> **DATA LINES**
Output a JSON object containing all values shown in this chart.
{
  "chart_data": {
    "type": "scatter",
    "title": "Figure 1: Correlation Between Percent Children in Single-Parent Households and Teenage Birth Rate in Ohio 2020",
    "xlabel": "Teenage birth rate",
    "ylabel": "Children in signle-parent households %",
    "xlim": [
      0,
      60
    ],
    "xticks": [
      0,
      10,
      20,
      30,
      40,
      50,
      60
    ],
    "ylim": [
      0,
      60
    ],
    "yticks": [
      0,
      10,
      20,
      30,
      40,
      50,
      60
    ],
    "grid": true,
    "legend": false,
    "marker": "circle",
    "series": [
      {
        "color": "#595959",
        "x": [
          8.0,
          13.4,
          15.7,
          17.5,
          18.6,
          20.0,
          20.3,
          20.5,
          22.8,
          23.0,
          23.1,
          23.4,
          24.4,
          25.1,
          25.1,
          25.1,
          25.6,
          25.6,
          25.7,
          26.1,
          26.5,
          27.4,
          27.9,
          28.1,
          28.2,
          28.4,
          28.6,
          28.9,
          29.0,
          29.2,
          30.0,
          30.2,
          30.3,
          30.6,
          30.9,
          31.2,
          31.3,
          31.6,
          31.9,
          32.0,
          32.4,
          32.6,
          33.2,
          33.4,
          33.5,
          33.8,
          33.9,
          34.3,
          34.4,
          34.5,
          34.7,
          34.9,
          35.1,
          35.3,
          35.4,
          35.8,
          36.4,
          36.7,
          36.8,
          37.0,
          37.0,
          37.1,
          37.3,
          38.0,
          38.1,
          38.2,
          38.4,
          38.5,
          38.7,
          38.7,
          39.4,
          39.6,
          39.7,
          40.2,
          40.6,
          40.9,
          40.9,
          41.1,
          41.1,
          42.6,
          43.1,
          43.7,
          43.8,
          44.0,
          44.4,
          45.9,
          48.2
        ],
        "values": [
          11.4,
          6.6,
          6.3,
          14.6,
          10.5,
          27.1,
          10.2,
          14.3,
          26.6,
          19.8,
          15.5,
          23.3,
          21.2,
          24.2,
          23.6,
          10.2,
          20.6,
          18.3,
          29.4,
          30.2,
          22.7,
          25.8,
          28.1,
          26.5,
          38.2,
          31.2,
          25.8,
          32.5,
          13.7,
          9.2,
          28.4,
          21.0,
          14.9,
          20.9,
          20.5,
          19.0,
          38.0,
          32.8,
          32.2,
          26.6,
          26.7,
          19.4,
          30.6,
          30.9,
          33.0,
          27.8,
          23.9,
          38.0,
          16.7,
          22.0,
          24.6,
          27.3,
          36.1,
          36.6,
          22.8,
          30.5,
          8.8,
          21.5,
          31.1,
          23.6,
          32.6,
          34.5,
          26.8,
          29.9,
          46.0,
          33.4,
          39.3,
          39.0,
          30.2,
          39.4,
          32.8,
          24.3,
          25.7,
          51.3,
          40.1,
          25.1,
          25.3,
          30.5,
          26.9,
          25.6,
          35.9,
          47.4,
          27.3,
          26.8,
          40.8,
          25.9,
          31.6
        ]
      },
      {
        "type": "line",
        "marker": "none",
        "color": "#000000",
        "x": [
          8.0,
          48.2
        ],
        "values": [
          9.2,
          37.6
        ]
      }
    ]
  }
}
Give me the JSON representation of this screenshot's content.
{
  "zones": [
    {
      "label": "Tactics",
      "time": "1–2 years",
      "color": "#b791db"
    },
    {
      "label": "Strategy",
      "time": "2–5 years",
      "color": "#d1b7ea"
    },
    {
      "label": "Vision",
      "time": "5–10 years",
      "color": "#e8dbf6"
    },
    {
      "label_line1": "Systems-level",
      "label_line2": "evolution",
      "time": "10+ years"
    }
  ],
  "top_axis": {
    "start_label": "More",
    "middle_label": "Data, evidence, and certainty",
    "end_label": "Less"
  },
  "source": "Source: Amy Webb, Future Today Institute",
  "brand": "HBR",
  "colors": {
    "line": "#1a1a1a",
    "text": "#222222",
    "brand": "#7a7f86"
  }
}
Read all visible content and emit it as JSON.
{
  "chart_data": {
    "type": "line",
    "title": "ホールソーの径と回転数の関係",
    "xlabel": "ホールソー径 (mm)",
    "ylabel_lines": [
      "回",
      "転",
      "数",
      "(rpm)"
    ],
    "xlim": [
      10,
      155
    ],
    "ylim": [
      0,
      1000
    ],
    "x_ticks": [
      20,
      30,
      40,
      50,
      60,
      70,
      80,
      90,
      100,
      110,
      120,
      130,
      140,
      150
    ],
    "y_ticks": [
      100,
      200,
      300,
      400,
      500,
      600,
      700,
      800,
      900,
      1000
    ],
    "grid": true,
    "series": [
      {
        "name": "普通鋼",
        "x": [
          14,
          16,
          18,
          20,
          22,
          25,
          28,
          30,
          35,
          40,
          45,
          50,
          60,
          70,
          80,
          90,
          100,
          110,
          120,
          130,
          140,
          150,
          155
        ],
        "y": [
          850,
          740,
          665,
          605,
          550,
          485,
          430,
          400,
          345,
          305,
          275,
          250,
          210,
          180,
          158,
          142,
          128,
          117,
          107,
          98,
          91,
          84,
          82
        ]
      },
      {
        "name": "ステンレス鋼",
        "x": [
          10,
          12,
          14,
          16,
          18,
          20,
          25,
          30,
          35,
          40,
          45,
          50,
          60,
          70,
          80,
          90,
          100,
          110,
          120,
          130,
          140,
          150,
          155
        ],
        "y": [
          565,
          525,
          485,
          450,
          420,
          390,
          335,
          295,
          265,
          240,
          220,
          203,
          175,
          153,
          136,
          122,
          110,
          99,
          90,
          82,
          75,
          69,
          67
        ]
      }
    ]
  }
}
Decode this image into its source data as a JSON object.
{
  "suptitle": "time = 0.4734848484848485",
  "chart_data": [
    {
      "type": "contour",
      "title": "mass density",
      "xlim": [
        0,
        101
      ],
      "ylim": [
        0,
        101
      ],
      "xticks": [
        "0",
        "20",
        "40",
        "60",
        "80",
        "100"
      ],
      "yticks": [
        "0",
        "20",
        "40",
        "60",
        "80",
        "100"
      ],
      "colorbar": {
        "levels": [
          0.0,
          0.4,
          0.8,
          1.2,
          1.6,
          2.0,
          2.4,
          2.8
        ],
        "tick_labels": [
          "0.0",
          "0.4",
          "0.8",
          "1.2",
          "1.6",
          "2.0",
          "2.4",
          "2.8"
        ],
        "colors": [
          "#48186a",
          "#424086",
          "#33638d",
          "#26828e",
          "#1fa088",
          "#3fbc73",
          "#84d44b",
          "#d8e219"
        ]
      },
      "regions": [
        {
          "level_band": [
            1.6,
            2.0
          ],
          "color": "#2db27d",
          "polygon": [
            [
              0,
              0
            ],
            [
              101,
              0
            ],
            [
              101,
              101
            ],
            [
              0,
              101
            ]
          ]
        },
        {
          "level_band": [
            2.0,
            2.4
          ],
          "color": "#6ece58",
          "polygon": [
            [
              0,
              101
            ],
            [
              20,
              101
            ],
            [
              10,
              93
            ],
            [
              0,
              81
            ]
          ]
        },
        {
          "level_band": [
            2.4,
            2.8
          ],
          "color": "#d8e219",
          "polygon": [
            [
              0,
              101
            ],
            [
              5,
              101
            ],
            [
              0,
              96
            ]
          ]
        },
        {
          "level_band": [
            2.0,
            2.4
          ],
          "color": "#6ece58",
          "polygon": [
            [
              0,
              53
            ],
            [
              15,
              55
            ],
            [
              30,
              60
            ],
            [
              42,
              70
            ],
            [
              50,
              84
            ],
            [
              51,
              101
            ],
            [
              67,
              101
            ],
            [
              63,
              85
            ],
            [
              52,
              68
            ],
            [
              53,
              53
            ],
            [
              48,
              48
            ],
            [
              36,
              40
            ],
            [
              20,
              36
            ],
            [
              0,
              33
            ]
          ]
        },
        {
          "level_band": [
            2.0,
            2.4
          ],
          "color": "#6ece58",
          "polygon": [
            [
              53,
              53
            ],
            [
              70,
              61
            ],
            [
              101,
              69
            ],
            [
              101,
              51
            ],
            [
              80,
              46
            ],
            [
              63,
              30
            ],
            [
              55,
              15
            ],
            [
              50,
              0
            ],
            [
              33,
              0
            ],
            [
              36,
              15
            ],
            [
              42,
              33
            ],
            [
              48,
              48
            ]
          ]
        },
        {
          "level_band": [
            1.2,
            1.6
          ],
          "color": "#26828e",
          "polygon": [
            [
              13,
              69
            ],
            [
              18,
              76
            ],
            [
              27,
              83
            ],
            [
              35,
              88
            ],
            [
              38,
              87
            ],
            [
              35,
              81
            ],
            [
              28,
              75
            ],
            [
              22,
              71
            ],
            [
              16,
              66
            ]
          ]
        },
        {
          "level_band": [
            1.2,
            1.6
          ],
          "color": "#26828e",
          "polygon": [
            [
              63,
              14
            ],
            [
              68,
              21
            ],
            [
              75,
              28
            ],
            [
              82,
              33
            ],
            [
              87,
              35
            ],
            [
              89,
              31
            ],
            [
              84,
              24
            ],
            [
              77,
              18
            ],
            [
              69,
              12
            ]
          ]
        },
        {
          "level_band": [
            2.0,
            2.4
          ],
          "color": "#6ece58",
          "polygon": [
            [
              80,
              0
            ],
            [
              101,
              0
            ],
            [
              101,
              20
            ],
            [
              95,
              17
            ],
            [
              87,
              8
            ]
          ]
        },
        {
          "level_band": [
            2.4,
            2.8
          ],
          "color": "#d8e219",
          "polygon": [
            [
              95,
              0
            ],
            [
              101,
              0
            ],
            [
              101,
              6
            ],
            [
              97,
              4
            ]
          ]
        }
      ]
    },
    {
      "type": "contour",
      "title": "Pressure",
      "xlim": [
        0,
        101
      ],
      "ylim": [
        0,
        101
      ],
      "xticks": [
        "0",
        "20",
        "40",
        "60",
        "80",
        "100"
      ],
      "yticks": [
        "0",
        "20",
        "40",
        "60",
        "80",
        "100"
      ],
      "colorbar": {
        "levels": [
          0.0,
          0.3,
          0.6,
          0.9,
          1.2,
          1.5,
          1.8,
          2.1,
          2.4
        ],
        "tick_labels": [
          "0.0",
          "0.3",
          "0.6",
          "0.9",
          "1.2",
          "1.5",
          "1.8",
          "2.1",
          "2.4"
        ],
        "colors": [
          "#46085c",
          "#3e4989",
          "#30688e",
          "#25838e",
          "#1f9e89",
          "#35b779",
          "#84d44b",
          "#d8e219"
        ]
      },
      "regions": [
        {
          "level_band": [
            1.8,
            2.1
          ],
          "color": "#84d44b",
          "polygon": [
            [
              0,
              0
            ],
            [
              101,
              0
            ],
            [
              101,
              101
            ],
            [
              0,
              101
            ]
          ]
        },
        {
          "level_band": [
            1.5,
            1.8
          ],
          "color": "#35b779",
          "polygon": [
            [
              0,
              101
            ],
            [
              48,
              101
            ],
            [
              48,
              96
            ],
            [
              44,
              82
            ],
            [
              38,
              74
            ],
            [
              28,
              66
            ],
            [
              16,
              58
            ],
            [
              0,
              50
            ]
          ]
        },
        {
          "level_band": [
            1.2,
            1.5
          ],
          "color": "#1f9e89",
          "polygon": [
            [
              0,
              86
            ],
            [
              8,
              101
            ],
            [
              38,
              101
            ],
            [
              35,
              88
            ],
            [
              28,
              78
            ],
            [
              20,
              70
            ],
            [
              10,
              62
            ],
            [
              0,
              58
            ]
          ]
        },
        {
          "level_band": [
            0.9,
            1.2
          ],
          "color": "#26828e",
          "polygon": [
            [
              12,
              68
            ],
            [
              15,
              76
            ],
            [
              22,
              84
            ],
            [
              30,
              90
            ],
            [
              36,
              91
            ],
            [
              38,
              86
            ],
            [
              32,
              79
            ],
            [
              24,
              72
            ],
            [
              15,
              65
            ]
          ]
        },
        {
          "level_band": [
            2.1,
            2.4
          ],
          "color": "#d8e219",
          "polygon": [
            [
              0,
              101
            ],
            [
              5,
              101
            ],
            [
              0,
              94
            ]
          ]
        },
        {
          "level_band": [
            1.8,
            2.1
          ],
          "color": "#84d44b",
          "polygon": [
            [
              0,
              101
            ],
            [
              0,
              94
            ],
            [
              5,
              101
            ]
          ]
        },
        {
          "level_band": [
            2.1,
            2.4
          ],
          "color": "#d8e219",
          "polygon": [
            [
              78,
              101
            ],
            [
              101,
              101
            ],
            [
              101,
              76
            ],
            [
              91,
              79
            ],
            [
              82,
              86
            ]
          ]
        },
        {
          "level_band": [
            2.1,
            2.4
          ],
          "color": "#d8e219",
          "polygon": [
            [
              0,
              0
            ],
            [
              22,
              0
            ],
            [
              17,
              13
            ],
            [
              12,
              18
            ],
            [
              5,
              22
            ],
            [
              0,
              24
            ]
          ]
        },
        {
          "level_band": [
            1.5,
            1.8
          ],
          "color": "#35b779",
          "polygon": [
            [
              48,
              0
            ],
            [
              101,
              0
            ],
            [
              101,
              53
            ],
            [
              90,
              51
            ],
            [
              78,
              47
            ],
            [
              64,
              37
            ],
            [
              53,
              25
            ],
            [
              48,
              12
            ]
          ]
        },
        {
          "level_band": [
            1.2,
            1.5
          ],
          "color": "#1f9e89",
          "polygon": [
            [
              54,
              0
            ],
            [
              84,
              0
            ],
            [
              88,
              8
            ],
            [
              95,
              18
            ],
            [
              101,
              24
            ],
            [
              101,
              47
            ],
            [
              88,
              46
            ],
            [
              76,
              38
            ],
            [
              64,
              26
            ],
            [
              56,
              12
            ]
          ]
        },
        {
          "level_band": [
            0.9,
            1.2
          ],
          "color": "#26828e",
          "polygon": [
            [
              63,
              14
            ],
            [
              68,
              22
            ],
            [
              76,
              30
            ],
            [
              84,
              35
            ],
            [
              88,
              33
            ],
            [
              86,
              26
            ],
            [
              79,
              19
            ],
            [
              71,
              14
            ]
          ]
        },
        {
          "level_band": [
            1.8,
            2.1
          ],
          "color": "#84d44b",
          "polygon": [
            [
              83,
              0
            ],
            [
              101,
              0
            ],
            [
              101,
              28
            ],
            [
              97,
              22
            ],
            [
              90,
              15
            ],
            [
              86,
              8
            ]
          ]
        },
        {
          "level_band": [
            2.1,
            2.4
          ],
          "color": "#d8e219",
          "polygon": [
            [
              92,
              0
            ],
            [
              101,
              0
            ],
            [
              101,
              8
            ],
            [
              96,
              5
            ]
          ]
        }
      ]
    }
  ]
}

> **REQUIRED TASK**
Copy every line that contains the string "Teenage".

> **OUTPUT**
    "title": "Figure 1: Correlation Between Percent Children in Single-Parent Households and Teenage Birth Rate in Ohio 2020",
    "xlabel": "Teenage birth rate",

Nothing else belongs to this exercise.